__TEXT SEGMENT__:

Safari History.db forensics
2026-06-21 · 3 min
Safari's History.db is a plain SQLite database. Two tables carry the
timeline — history_items holds one row per URL, history_visits holds
one row per visit — and you join them on history_item = id. Get the join
and the timestamp epoch right and the rest is straightforward.
Where it lives
/Users/<user>/Library/Safari/History.db
/Users/<user>/Library/Safari/History.db-wal
/Users/<user>/Library/Safari/History.db-shm
Always grab the -wal and -shm sidecars alongside the main file. Recent
visits sit in the write-ahead log before they are checkpointed into the
database; acquire History.db alone and you miss them. See
Safari history file locations for
the rest of the Safari artifact set.

__EXERCISE TASKS__:
a) Can you turn the paragraph of the Safari History.db text that begins "Safari's History.db is a plain SQLite database" into a short bulleted list that keeps its main facts?
b) Would you copy the Safari History.db text verbatim, from "Where it lives" up to and including "Safari artifact set."?

__STORED DATA__:

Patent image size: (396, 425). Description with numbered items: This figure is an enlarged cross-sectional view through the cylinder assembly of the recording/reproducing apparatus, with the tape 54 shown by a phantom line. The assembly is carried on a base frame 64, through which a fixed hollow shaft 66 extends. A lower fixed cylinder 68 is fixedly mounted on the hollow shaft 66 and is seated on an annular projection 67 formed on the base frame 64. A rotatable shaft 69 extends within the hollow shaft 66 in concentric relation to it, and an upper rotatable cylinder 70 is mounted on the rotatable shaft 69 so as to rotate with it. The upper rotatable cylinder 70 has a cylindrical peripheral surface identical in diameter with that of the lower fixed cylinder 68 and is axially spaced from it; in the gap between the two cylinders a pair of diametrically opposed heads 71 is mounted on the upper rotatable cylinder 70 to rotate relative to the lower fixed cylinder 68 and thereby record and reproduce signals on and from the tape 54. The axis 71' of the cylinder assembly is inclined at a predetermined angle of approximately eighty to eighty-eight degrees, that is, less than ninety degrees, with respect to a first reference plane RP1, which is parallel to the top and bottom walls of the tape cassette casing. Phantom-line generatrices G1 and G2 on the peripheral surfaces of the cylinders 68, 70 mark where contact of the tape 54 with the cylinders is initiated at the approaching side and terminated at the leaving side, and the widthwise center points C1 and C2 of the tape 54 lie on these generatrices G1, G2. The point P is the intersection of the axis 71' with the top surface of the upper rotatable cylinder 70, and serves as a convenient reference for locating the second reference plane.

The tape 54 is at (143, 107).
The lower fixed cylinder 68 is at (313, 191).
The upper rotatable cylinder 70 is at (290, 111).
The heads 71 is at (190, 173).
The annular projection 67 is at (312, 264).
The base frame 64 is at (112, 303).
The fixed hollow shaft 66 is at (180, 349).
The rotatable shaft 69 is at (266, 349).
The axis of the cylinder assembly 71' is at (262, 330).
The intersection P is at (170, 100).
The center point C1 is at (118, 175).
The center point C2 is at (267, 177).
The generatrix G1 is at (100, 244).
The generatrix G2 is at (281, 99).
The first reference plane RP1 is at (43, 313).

__EXPECTED RESPONSES__:
a)
- History.db is a plain SQLite database.
- Two tables carry the timeline:
  - history_items: one row per URL
  - history_visits: one row per visit
- The tables are joined on history_item = id.
- Once the join and the timestamp epoch are right, the rest is straightforward.

b)
Where it lives
/Users/<user>/Library/Safari/History.db
/Users/<user>/Library/Safari/History.db-wal
/Users/<user>/Library/Safari/History.db-shm
Always grab the -wal and -shm sidecars alongside the main file. Recent
visits sit in the write-ahead log before they are checkpointed into the
database; acquire History.db alone and you miss them. See
Safari history file locations for
the rest of the Safari artifact set.